■ **Task objective**
Please reproduce the passage of the pumpkin pie macaron recipe word for word, starting at "Food Processor" and ending at "the best incorporation.".

■ **Article**
#####

Pumpkin Pie MacaronsWhile Thanksgiving is now past us it is still the season of pumpkin still here and these macarons are the perfect thing to make to enjoy that pumpkin-y goodness. I decided to make these for a friendsgiving my friends were having the day after thanksgiving. I though everyone would be sick of pie but these are the perfect pumpkin treat with out being too overwhelming but still tasting like everyone’s favorite autumn treat.

For the filling I followed the Pumpkin Ganache recipe from the Momofuku Milk Cookbook, this recipe makes way more than you need but it is to hard to make any less. With the full recipe you should have enough filling for 3 recipes worth of Macarons. With the extra you can always make some crepes and use it as filling.. which is always good 🙂

PUMPKIN PIE MACARONS

1 Recipe of Cinnamon Nutmeg Macaron Shells

1 Recipe of Pumpkin Ganache

Food Coloring of your choice (I used the cheap liquid stuff in Yellow and Red)

Offset Spatula

Silicon Basting Brush or Pasty Paint Brush

TO ASSEMBLE

Using an offset spatula spread an even layer of the pumpkin ganache on one of the macarons

Place a second macaron on top of the macaron with the ganache

Once you prepare all your macarons you can decorate the top if you want

For the brush lines that I did, I combined red and yellow liquid food coloring and used a silicon basting brush. Instead of using a real brush using the silicon brush gives you a interesting variation. I swiped the brush back a few  times to get an affect I wanted. You can do whatever you want or just not decorate the top.

Pumpkin Pie Macarons

CINNAMON NUTMEG MACARON SHELLS

Recipe from Brave Tart’s Macaron Recipe check out her recipe for the full detailed instructions and tips. My below info is only of the ingredients required and my small modification. As her recipe is so great and practically full proof I don’t want to lead anyone astray with less than stellar directions.

40z Blanched Almonds (or almond flour)

8oz Powder Sugar

5oz Egg White

2 1/2oz Sugar

1/2Tsp Kosher Salt

1/2Tsp Ground Cinnamon

1/2 Tsp Ground Nutmeg (preferably fresh)

Flour Sifter

Stand Mixer with Whisk attachment

Food Processor

2 Half Sheet Pans

Large Pastry Bag w/ a standard tip

Parchment Paper

TO PREPARE

Follow the Brave Tart recipe all the way through to the point where you add in food coloring or other additives this is when you should add in the Ground Cinnamon and Nutmeg. I suggest sifting it first for the best incorporation.

#####

■ **Items from a dataset**

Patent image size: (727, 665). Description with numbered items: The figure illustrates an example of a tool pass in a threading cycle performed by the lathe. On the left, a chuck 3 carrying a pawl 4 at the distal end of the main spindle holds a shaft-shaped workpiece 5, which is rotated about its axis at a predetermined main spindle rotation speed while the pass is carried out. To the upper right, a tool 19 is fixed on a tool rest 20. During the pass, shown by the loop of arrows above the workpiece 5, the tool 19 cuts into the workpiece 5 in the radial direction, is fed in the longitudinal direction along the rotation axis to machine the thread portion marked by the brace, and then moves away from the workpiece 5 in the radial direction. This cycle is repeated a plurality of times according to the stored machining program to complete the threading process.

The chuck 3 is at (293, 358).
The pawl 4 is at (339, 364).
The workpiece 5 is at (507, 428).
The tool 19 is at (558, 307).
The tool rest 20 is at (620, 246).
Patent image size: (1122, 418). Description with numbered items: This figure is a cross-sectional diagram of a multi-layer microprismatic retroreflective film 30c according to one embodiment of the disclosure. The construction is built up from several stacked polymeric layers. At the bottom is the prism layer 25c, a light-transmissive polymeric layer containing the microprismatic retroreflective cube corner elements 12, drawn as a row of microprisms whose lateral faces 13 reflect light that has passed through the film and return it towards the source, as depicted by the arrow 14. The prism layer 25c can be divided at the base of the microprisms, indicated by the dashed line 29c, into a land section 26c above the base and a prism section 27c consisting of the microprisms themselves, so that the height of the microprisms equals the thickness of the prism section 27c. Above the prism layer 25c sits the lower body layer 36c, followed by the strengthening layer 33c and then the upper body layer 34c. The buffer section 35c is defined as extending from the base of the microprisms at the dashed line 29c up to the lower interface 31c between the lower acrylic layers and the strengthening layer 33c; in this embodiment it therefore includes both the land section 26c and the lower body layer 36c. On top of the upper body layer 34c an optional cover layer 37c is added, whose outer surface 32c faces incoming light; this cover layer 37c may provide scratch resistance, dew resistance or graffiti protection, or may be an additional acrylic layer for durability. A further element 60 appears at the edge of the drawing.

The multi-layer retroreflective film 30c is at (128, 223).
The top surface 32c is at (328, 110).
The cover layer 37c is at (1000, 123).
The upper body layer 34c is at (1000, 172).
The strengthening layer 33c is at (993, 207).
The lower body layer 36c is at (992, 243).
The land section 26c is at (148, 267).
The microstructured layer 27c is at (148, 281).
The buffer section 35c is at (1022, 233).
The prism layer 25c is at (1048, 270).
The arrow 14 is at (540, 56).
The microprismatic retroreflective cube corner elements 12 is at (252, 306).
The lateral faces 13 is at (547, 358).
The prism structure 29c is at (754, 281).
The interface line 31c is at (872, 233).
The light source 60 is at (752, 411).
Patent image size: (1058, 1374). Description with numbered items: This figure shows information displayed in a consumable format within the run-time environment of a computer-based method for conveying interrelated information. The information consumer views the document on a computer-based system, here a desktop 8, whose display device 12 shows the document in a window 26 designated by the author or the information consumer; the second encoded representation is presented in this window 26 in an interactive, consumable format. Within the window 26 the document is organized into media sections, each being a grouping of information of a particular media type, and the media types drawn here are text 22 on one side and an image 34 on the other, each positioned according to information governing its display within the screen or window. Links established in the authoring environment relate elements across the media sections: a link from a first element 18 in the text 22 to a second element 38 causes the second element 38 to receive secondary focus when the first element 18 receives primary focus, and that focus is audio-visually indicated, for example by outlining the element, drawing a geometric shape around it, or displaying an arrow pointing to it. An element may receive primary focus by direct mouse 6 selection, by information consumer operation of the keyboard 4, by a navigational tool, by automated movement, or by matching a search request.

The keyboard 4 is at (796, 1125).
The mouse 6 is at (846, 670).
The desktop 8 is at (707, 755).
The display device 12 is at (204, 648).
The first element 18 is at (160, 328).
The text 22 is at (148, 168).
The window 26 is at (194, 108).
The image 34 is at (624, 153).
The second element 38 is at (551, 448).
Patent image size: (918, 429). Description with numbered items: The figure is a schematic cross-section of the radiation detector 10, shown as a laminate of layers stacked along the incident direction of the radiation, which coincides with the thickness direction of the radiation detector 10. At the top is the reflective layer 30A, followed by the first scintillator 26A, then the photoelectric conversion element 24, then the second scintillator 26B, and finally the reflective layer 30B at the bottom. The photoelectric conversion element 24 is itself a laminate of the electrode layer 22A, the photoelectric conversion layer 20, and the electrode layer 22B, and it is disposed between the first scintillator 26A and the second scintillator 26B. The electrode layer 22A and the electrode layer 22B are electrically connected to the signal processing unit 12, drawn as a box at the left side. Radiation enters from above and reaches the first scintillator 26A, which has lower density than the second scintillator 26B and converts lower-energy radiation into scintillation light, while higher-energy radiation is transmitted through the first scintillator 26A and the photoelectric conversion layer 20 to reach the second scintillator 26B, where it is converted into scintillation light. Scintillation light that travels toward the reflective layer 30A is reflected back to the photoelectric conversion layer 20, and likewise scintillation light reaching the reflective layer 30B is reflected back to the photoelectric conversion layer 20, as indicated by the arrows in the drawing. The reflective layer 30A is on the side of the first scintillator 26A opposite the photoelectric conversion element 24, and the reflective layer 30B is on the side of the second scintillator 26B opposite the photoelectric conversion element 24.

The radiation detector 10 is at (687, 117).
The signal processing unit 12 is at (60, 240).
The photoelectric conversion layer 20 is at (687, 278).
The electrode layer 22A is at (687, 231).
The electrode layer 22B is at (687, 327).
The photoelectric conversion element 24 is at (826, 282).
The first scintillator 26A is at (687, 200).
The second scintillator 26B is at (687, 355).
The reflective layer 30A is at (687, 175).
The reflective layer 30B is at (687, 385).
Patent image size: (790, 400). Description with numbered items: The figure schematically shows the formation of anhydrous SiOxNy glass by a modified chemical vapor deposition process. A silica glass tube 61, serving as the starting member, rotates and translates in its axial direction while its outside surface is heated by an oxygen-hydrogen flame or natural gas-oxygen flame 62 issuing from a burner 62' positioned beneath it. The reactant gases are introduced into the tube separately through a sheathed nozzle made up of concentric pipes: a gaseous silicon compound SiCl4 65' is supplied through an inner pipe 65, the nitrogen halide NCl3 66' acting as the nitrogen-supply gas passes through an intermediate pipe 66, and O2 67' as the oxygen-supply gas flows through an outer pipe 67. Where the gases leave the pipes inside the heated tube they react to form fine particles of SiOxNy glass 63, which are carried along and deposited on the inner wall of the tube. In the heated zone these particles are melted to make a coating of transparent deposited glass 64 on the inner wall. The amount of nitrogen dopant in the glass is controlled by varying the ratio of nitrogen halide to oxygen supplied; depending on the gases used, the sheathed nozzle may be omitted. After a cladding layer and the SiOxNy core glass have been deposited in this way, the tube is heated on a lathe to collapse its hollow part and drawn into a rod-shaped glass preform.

#####

■ **Solved exercise**
Food Processor

2 Half Sheet Pans

Large Pastry Bag w/ a standard tip

Parchment Paper

TO PREPARE

Follow the Brave Tart recipe all the way through to the point where you add in food coloring or other additives this is when you should add in the Ground Cinnamon and Nutmeg. I suggest sifting it first for the best incorporation.